[Data excerpts]
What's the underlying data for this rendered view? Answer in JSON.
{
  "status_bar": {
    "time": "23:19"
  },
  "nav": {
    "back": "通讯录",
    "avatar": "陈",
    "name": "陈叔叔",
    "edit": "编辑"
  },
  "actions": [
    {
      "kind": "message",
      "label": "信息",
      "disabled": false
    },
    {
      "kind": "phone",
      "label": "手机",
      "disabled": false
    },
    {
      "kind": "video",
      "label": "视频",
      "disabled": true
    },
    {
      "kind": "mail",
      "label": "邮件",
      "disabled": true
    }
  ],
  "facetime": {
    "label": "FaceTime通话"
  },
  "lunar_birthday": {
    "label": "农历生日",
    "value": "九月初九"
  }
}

Given problem — Repeat each entry word for word.

Result of this task —
What's the underlying data for this rendered view? Answer in JSON.
{
  "status_bar": {
    "time": "23:19"
  },
  "nav": {
    "back": "通讯录",
    "avatar": "陈",
    "name": "陈叔叔",
    "edit": "编辑"
  },
  "actions": [
    {
      "kind": "message",
      "label": "信息",
      "disabled": false
    },
    {
      "kind": "phone",
      "label": "手机",
      "disabled": false
    },
    {
      "kind": "video",
      "label": "视频",
      "disabled": true
    },
    {
      "kind": "mail",
      "label": "邮件",
      "disabled": true
    }
  ],
  "facetime": {
    "label": "FaceTime通话"
  },
  "lunar_birthday": {
    "label": "农历生日",
    "value": "九月初九"
  }
}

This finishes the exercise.